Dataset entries
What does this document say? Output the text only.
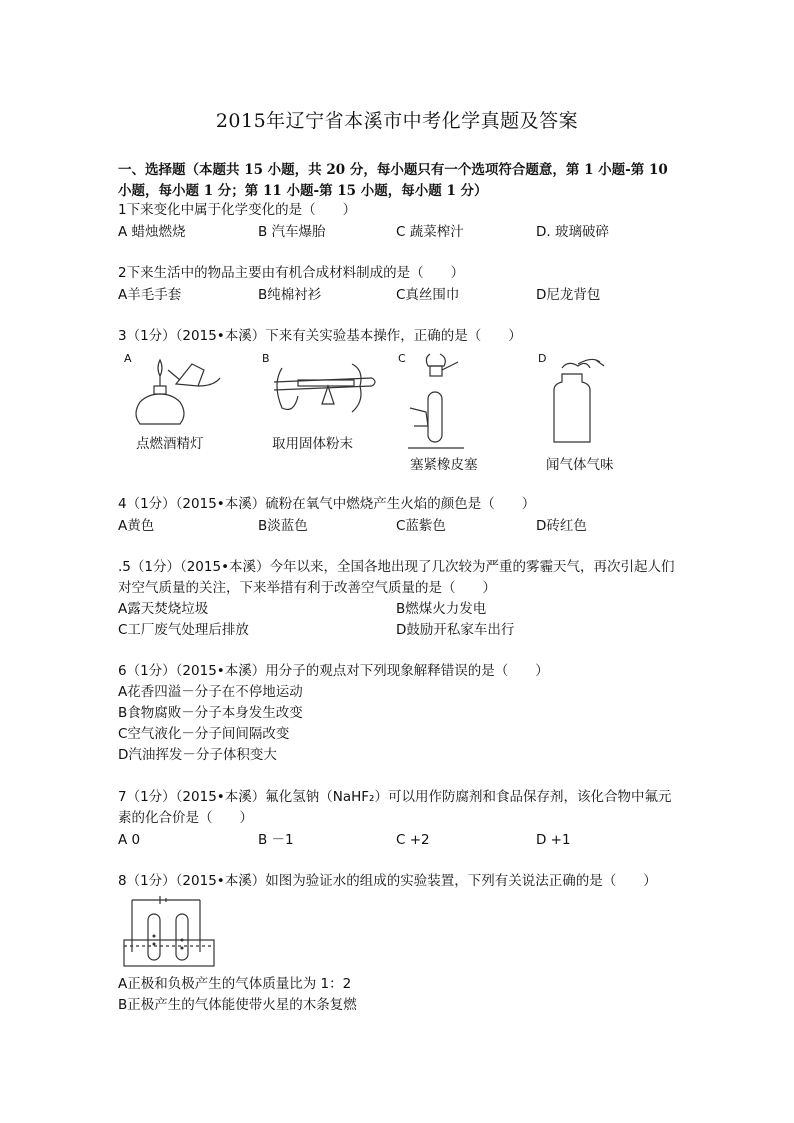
2015年辽宁省本溪市中考化学真题及答案
一、选择题（本题共 15 小题，共 20 分，每小题只有一个选项符合题意，第 1 小题-第 10 小题，每小题 1 分；第 11 小题-第 15 小题，每小题 1 分）
1下来变化中属于化学变化的是（　　）
A 蜡烛燃烧	B 汽车爆胎	C 蔬菜榨汁	D. 玻璃破碎
2下来生活中的物品主要由有机合成材料制成的是（　　）
A羊毛手套	B纯棉衬衫	C真丝围巾	D尼龙背包
3（1分）（2015•本溪）下来有关实验基本操作，正确的是（　　）
A	B	C	D
点燃酒精灯	取用固体粉末
塞紧橡皮塞	闻气体气味
4（1分）（2015•本溪）硫粉在氧气中燃烧产生火焰的颜色是（　　）
A黄色	B淡蓝色	C蓝紫色	D砖红色
.5（1分）（2015•本溪）今年以来，全国各地出现了几次较为严重的雾霾天气，再次引起人们对空气质量的关注，下来举措有利于改善空气质量的是（　　）
A露天焚烧垃圾	B燃煤火力发电
C工厂废气处理后排放	D鼓励开私家车出行
6（1分）（2015•本溪）用分子的观点对下列现象解释错误的是（　　）
A花香四溢－分子在不停地运动
B食物腐败－分子本身发生改变
C空气液化－分子间间隔改变
D汽油挥发－分子体积变大
7（1分）（2015•本溪）氟化氢钠（NaHF₂）可以用作防腐剂和食品保存剂，该化合物中氟元素的化合价是（　　）
A 0	B －1	C +2	D +1
8（1分）（2015•本溪）如图为验证水的组成的实验装置，下列有关说法正确的是（　　）
A正极和负极产生的气体质量比为 1：2
B正极产生的气体能使带火星的木条复燃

## AIM
Leave out all images, then reproduce the entries above exactly.

## WRITTEN ANSWER
What does this document say? Output the text only.
2015年辽宁省本溪市中考化学真题及答案
一、选择题（本题共 15 小题，共 20 分，每小题只有一个选项符合题意，第 1 小题-第 10 小题，每小题 1 分；第 11 小题-第 15 小题，每小题 1 分）
1下来变化中属于化学变化的是（　　）
A 蜡烛燃烧	B 汽车爆胎	C 蔬菜榨汁	D. 玻璃破碎
2下来生活中的物品主要由有机合成材料制成的是（　　）
A羊毛手套	B纯棉衬衫	C真丝围巾	D尼龙背包
3（1分）（2015•本溪）下来有关实验基本操作，正确的是（　　）
A	B	C	D
点燃酒精灯	取用固体粉末
塞紧橡皮塞	闻气体气味
4（1分）（2015•本溪）硫粉在氧气中燃烧产生火焰的颜色是（　　）
A黄色	B淡蓝色	C蓝紫色	D砖红色
.5（1分）（2015•本溪）今年以来，全国各地出现了几次较为严重的雾霾天气，再次引起人们对空气质量的关注，下来举措有利于改善空气质量的是（　　）
A露天焚烧垃圾	B燃煤火力发电
C工厂废气处理后排放	D鼓励开私家车出行
6（1分）（2015•本溪）用分子的观点对下列现象解释错误的是（　　）
A花香四溢－分子在不停地运动
B食物腐败－分子本身发生改变
C空气液化－分子间间隔改变
D汽油挥发－分子体积变大
7（1分）（2015•本溪）氟化氢钠（NaHF₂）可以用作防腐剂和食品保存剂，该化合物中氟元素的化合价是（　　）
A 0	B －1	C +2	D +1
8（1分）（2015•本溪）如图为验证水的组成的实验装置，下列有关说法正确的是（　　）
A正极和负极产生的气体质量比为 1：2
B正极产生的气体能使带火星的木条复燃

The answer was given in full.